**Records for this task:**

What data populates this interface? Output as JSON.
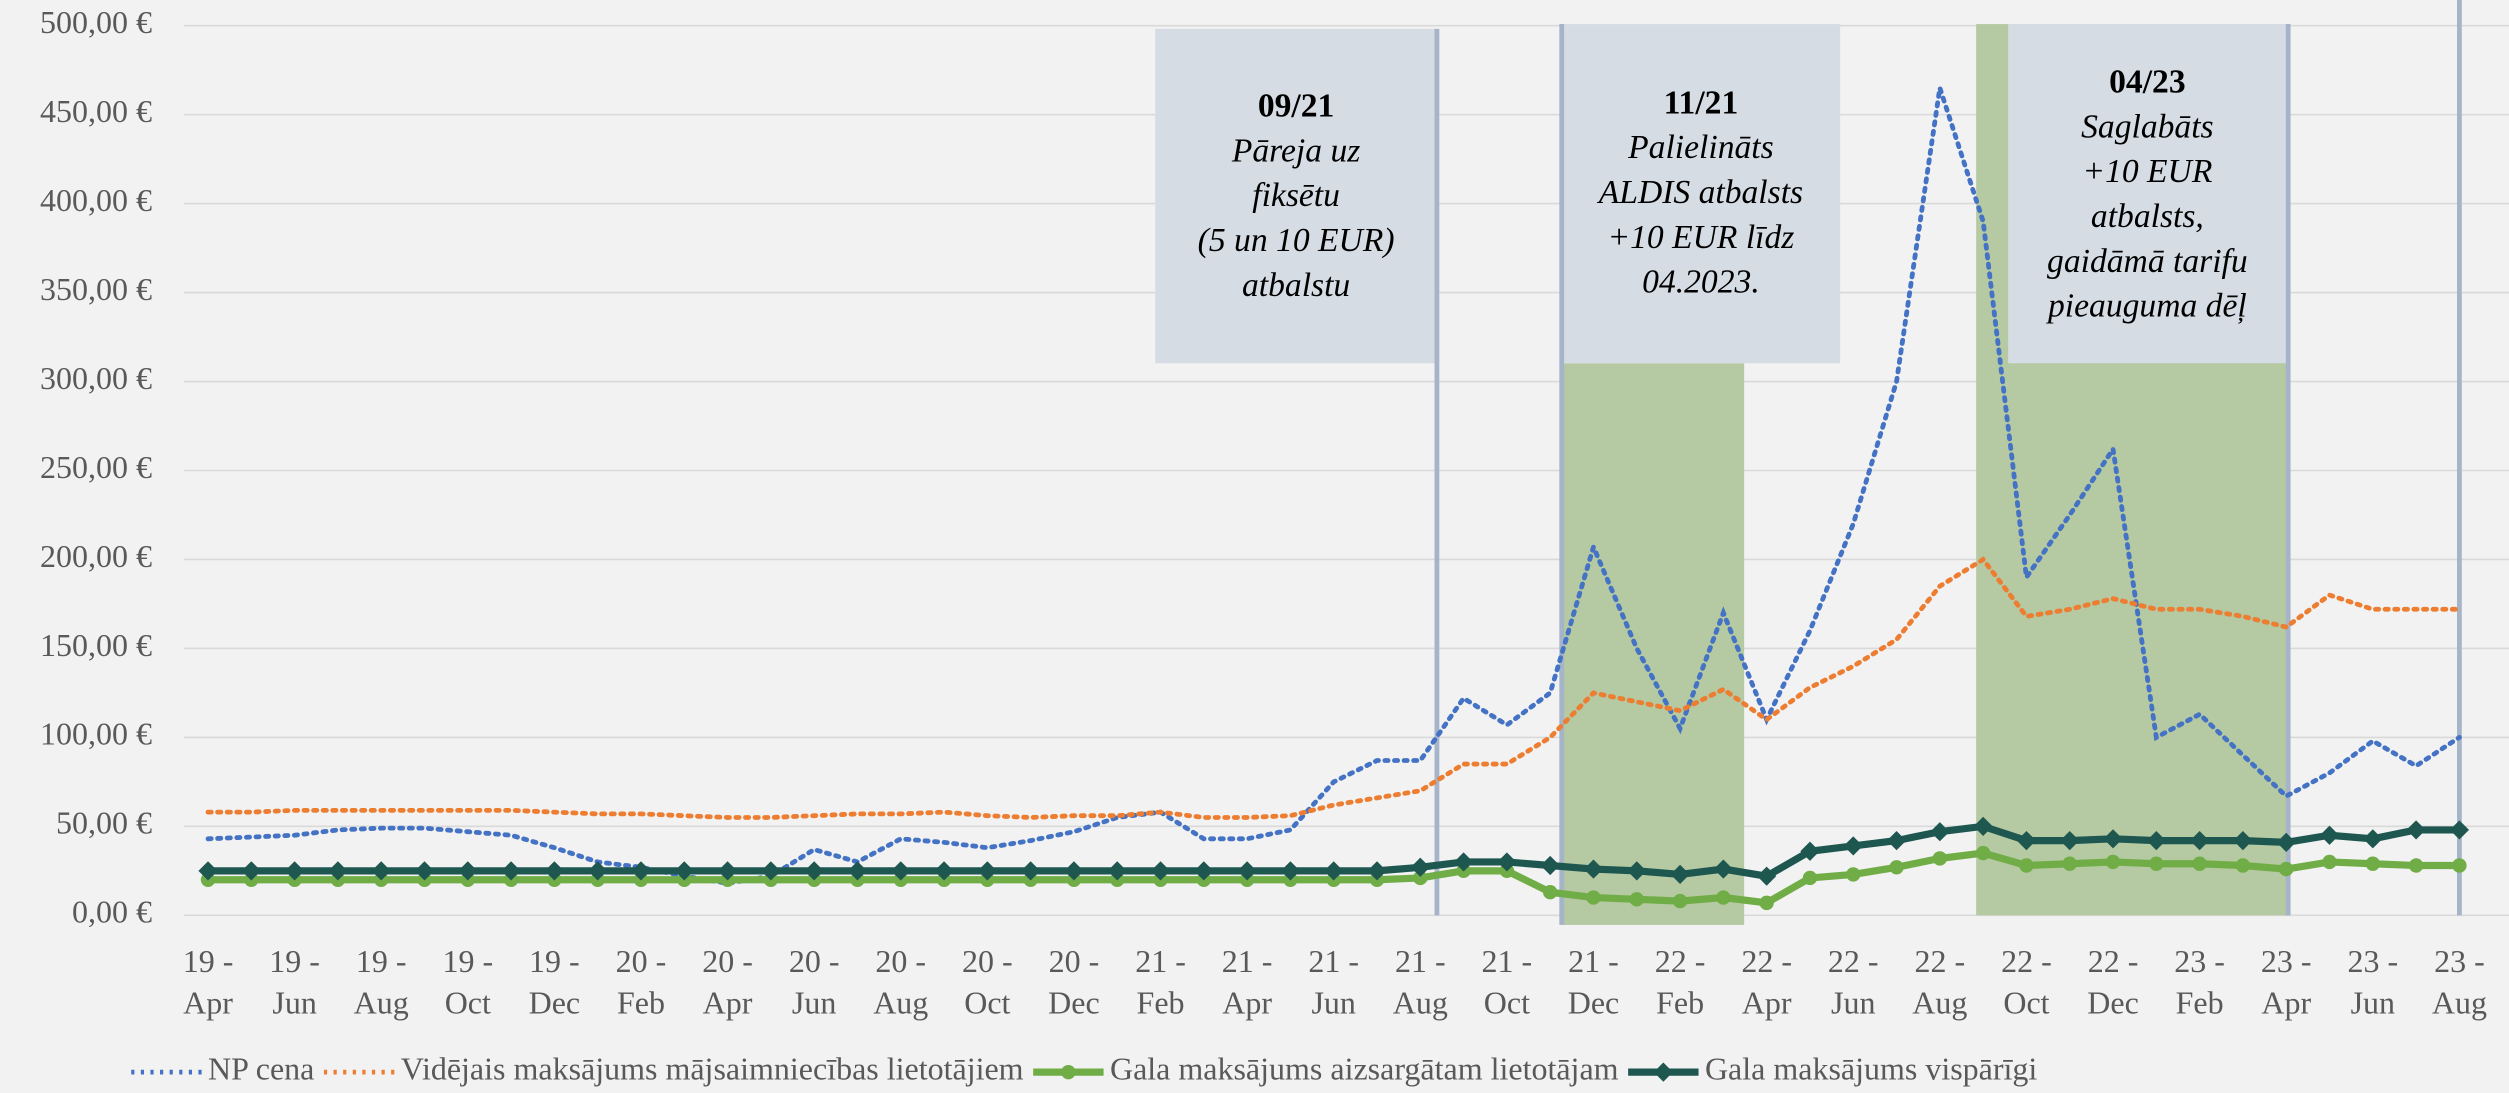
{
  "chart_data": {
    "type": "line",
    "categories": [
      "19 - Apr",
      null,
      "19 - Jun",
      null,
      "19 - Aug",
      null,
      "19 - Oct",
      null,
      "19 - Dec",
      null,
      "20 - Feb",
      null,
      "20 - Apr",
      null,
      "20 - Jun",
      null,
      "20 - Aug",
      null,
      "20 - Oct",
      null,
      "20 - Dec",
      null,
      "21 - Feb",
      null,
      "21 - Apr",
      null,
      "21 - Jun",
      null,
      "21 - Aug",
      null,
      "21 - Oct",
      null,
      "21 - Dec",
      null,
      "22 - Feb",
      null,
      "22 - Apr",
      null,
      "22 - Jun",
      null,
      "22 - Aug",
      null,
      "22 - Oct",
      null,
      "22 - Dec",
      null,
      "23 - Feb",
      null,
      "23 - Apr",
      null,
      "23 - Jun",
      null,
      "23 - Aug"
    ],
    "series": [
      {
        "name": "NP cena",
        "color": "#4472c4",
        "dash": "dotted",
        "marker": null,
        "values": [
          43,
          44,
          45,
          48,
          49,
          49,
          47,
          45,
          38,
          30,
          27,
          22,
          18,
          22,
          37,
          30,
          43,
          41,
          38,
          42,
          47,
          55,
          58,
          43,
          43,
          48,
          75,
          87,
          87,
          122,
          107,
          125,
          207,
          150,
          105,
          170,
          110,
          160,
          220,
          300,
          465,
          390,
          190,
          225,
          262,
          100,
          113,
          90,
          67,
          80,
          98,
          84,
          100
        ]
      },
      {
        "name": "Vidējais maksājums mājsaimniecības lietotājiem",
        "color": "#ed7d31",
        "dash": "dotted",
        "marker": null,
        "values": [
          58,
          58,
          59,
          59,
          59,
          59,
          59,
          59,
          58,
          57,
          57,
          56,
          55,
          55,
          56,
          57,
          57,
          58,
          56,
          55,
          56,
          56,
          58,
          55,
          55,
          56,
          62,
          66,
          70,
          85,
          85,
          100,
          125,
          120,
          115,
          127,
          110,
          128,
          140,
          155,
          185,
          200,
          168,
          172,
          178,
          172,
          172,
          168,
          162,
          180,
          172,
          172,
          172
        ]
      },
      {
        "name": "Gala maksājums aizsargātam lietotājam",
        "color": "#70ad47",
        "dash": "solid",
        "marker": "circle",
        "values": [
          20,
          20,
          20,
          20,
          20,
          20,
          20,
          20,
          20,
          20,
          20,
          20,
          20,
          20,
          20,
          20,
          20,
          20,
          20,
          20,
          20,
          20,
          20,
          20,
          20,
          20,
          20,
          20,
          21,
          25,
          25,
          13,
          10,
          9,
          8,
          10,
          7,
          21,
          23,
          27,
          32,
          35,
          28,
          29,
          30,
          29,
          29,
          28,
          26,
          30,
          29,
          28,
          28
        ]
      },
      {
        "name": "Gala maksājums vispārīgi",
        "color": "#1e5650",
        "dash": "solid",
        "marker": "diamond",
        "values": [
          25,
          25,
          25,
          25,
          25,
          25,
          25,
          25,
          25,
          25,
          25,
          25,
          25,
          25,
          25,
          25,
          25,
          25,
          25,
          25,
          25,
          25,
          25,
          25,
          25,
          25,
          25,
          25,
          27,
          30,
          30,
          28,
          26,
          25,
          23,
          26,
          22,
          36,
          39,
          42,
          47,
          50,
          42,
          42,
          43,
          42,
          42,
          42,
          41,
          45,
          43,
          48,
          48
        ]
      }
    ],
    "ylim": [
      0,
      500
    ],
    "yticks": [
      {
        "value": 0,
        "label": "0,00 €"
      },
      {
        "value": 50,
        "label": "50,00 €"
      },
      {
        "value": 100,
        "label": "100,00 €"
      },
      {
        "value": 150,
        "label": "150,00 €"
      },
      {
        "value": 200,
        "label": "200,00 €"
      },
      {
        "value": 250,
        "label": "250,00 €"
      },
      {
        "value": 300,
        "label": "300,00 €"
      },
      {
        "value": 350,
        "label": "350,00 €"
      },
      {
        "value": 400,
        "label": "400,00 €"
      },
      {
        "value": 450,
        "label": "450,00 €"
      },
      {
        "value": 500,
        "label": "500,00 €"
      }
    ],
    "grid": true,
    "legend": "bottom",
    "annotations": [
      {
        "title": "09/21",
        "lines": [
          "Pāreja uz",
          "fiksētu",
          "(5 un 10 EUR)",
          "atbalstu"
        ]
      },
      {
        "title": "11/21",
        "lines": [
          "Palielināts",
          "ALDIS atbalsts",
          "+10 EUR līdz",
          "04.2023."
        ]
      },
      {
        "title": "04/23",
        "lines": [
          "Saglabāts",
          "+10 EUR",
          "atbalsts,",
          "gaidāmā tarifu",
          "pieauguma dēļ"
        ]
      }
    ]
  }
}
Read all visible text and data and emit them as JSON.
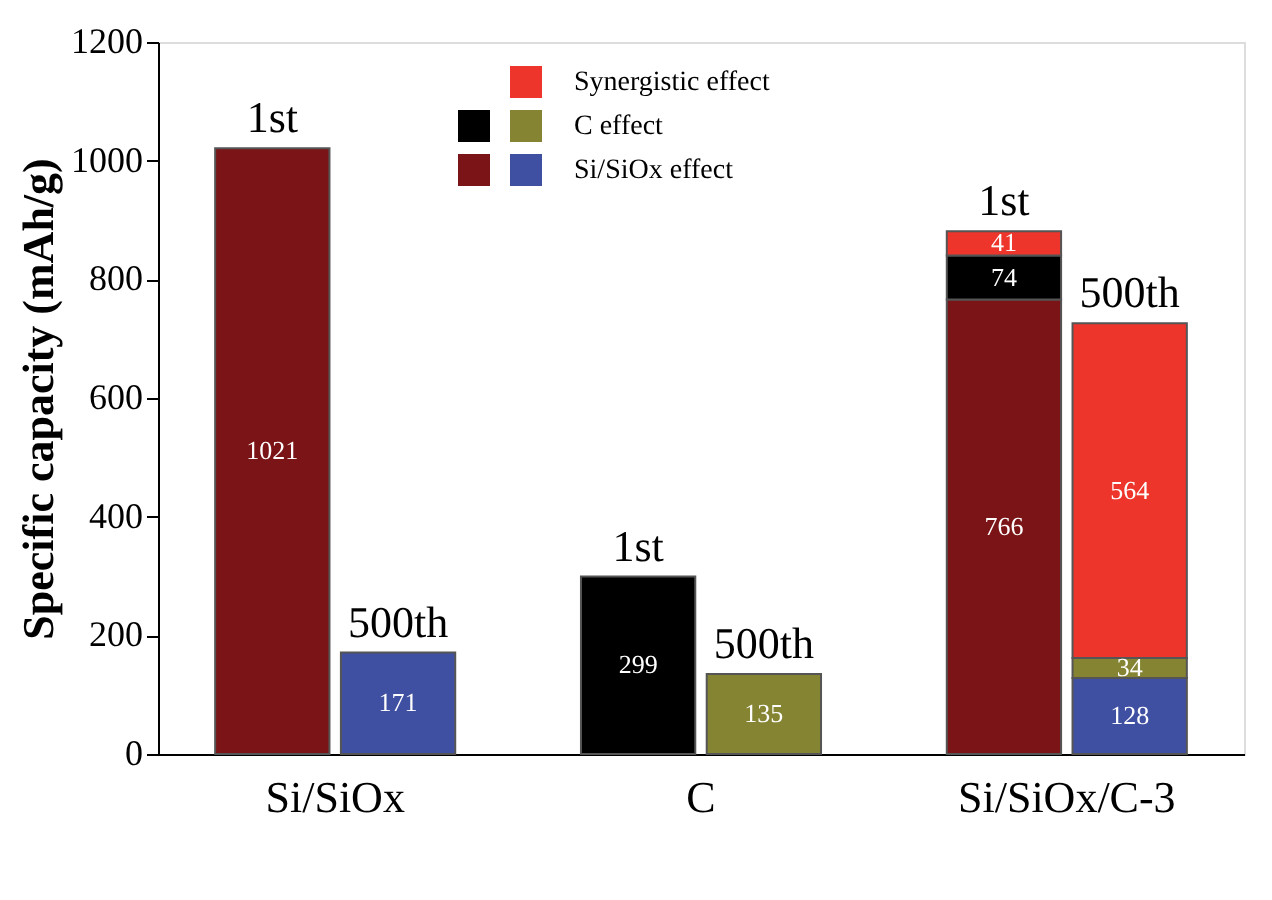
{
  "chart_data": {
    "type": "bar",
    "stacked": true,
    "ylabel": "Specific capacity (mAh/g)",
    "categories": [
      "1st",
      "500th",
      "1st",
      "500th",
      "1st",
      "500th"
    ],
    "ylim": [
      0,
      1200
    ],
    "yticks": [
      0,
      200,
      400,
      600,
      800,
      1000,
      1200
    ],
    "grid": false,
    "legend": "top",
    "data_labels": true,
    "series": [
      {
        "name": "Si/SiOx effect",
        "colors": [
          "#7b1416",
          "#3f4fa1",
          null,
          null,
          "#7b1416",
          "#3f4fa1"
        ],
        "values": [
          1021,
          171,
          null,
          null,
          766,
          128
        ]
      },
      {
        "name": "C effect",
        "colors": [
          null,
          null,
          "#000000",
          "#858433",
          "#000000",
          "#858433"
        ],
        "values": [
          null,
          null,
          299,
          135,
          74,
          34
        ]
      },
      {
        "name": "Synergistic effect",
        "colors": [
          null,
          null,
          null,
          null,
          "#ee352b",
          "#ee352b"
        ],
        "values": [
          null,
          null,
          null,
          null,
          41,
          564
        ]
      }
    ],
    "annotations": [
      "Si/SiOx",
      "C",
      "Si/SiOx/C-3"
    ]
  }
}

**To be done:**
Reproduce all the entries that precede this task, word for word, minus any pictures.

**Task output:**
What data populates this interface? Output as JSON.
{
  "chart_data": {
    "type": "line",
    "categories": [
      "19 - Apr",
      null,
      "19 - Jun",
      null,
      "19 - Aug",
      null,
      "19 - Oct",
      null,
      "19 - Dec",
      null,
      "20 - Feb",
      null,
      "20 - Apr",
      null,
      "20 - Jun",
      null,
      "20 - Aug",
      null,
      "20 - Oct",
      null,
      "20 - Dec",
      null,
      "21 - Feb",
      null,
      "21 - Apr",
      null,
      "21 - Jun",
      null,
      "21 - Aug",
      null,
      "21 - Oct",
      null,
      "21 - Dec",
      null,
      "22 - Feb",
      null,
      "22 - Apr",
      null,
      "22 - Jun",
      null,
      "22 - Aug",
      null,
      "22 - Oct",
      null,
      "22 - Dec",
      null,
      "23 - Feb",
      null,
      "23 - Apr",
      null,
      "23 - Jun",
      null,
      "23 - Aug"
    ],
    "series": [
      {
        "name": "NP cena",
        "color": "#4472c4",
        "dash": "dotted",
        "marker": null,
        "values": [
          43,
          44,
          45,
          48,
          49,
          49,
          47,
          45,
          38,
          30,
          27,
          22,
          18,
          22,
          37,
          30,
          43,
          41,
          38,
          42,
          47,
          55,
          58,
          43,
          43,
          48,
          75,
          87,
          87,
          122,
          107,
          125,
          207,
          150,
          105,
          170,
          110,
          160,
          220,
          300,
          465,
          390,
          190,
          225,
          262,
          100,
          113,
          90,
          67,
          80,
          98,
          84,
          100
        ]
      },
      {
        "name": "Vidējais maksājums mājsaimniecības lietotājiem",
        "color": "#ed7d31",
        "dash": "dotted",
        "marker": null,
        "values": [
          58,
          58,
          59,
          59,
          59,
          59,
          59,
          59,
          58,
          57,
          57,
          56,
          55,
          55,
          56,
          57,
          57,
          58,
          56,
          55,
          56,
          56,
          58,
          55,
          55,
          56,
          62,
          66,
          70,
          85,
          85,
          100,
          125,
          120,
          115,
          127,
          110,
          128,
          140,
          155,
          185,
          200,
          168,
          172,
          178,
          172,
          172,
          168,
          162,
          180,
          172,
          172,
          172
        ]
      },
      {
        "name": "Gala maksājums aizsargātam lietotājam",
        "color": "#70ad47",
        "dash": "solid",
        "marker": "circle",
        "values": [
          20,
          20,
          20,
          20,
          20,
          20,
          20,
          20,
          20,
          20,
          20,
          20,
          20,
          20,
          20,
          20,
          20,
          20,
          20,
          20,
          20,
          20,
          20,
          20,
          20,
          20,
          20,
          20,
          21,
          25,
          25,
          13,
          10,
          9,
          8,
          10,
          7,
          21,
          23,
          27,
          32,
          35,
          28,
          29,
          30,
          29,
          29,
          28,
          26,
          30,
          29,
          28,
          28
        ]
      },
      {
        "name": "Gala maksājums vispārīgi",
        "color": "#1e5650",
        "dash": "solid",
        "marker": "diamond",
        "values": [
          25,
          25,
          25,
          25,
          25,
          25,
          25,
          25,
          25,
          25,
          25,
          25,
          25,
          25,
          25,
          25,
          25,
          25,
          25,
          25,
          25,
          25,
          25,
          25,
          25,
          25,
          25,
          25,
          27,
          30,
          30,
          28,
          26,
          25,
          23,
          26,
          22,
          36,
          39,
          42,
          47,
          50,
          42,
          42,
          43,
          42,
          42,
          42,
          41,
          45,
          43,
          48,
          48
        ]
      }
    ],
    "ylim": [
      0,
      500
    ],
    "yticks": [
      {
        "value": 0,
        "label": "0,00 €"
      },
      {
        "value": 50,
        "label": "50,00 €"
      },
      {
        "value": 100,
        "label": "100,00 €"
      },
      {
        "value": 150,
        "label": "150,00 €"
      },
      {
        "value": 200,
        "label": "200,00 €"
      },
      {
        "value": 250,
        "label": "250,00 €"
      },
      {
        "value": 300,
        "label": "300,00 €"
      },
      {
        "value": 350,
        "label": "350,00 €"
      },
      {
        "value": 400,
        "label": "400,00 €"
      },
      {
        "value": 450,
        "label": "450,00 €"
      },
      {
        "value": 500,
        "label": "500,00 €"
      }
    ],
    "grid": true,
    "legend": "bottom",
    "annotations": [
      {
        "title": "09/21",
        "lines": [
          "Pāreja uz",
          "fiksētu",
          "(5 un 10 EUR)",
          "atbalstu"
        ]
      },
      {
        "title": "11/21",
        "lines": [
          "Palielināts",
          "ALDIS atbalsts",
          "+10 EUR līdz",
          "04.2023."
        ]
      },
      {
        "title": "04/23",
        "lines": [
          "Saglabāts",
          "+10 EUR",
          "atbalsts,",
          "gaidāmā tarifu",
          "pieauguma dēļ"
        ]
      }
    ]
  }
}
Read all visible text and data and emit them as JSON.
{
  "chart_data": {
    "type": "bar",
    "stacked": true,
    "ylabel": "Specific capacity (mAh/g)",
    "categories": [
      "1st",
      "500th",
      "1st",
      "500th",
      "1st",
      "500th"
    ],
    "ylim": [
      0,
      1200
    ],
    "yticks": [
      0,
      200,
      400,
      600,
      800,
      1000,
      1200
    ],
    "grid": false,
    "legend": "top",
    "data_labels": true,
    "series": [
      {
        "name": "Si/SiOx effect",
        "colors": [
          "#7b1416",
          "#3f4fa1",
          null,
          null,
          "#7b1416",
          "#3f4fa1"
        ],
        "values": [
          1021,
          171,
          null,
          null,
          766,
          128
        ]
      },
      {
        "name": "C effect",
        "colors": [
          null,
          null,
          "#000000",
          "#858433",
          "#000000",
          "#858433"
        ],
        "values": [
          null,
          null,
          299,
          135,
          74,
          34
        ]
      },
      {
        "name": "Synergistic effect",
        "colors": [
          null,
          null,
          null,
          null,
          "#ee352b",
          "#ee352b"
        ],
        "values": [
          null,
          null,
          null,
          null,
          41,
          564
        ]
      }
    ],
    "annotations": [
      "Si/SiOx",
      "C",
      "Si/SiOx/C-3"
    ]
  }
}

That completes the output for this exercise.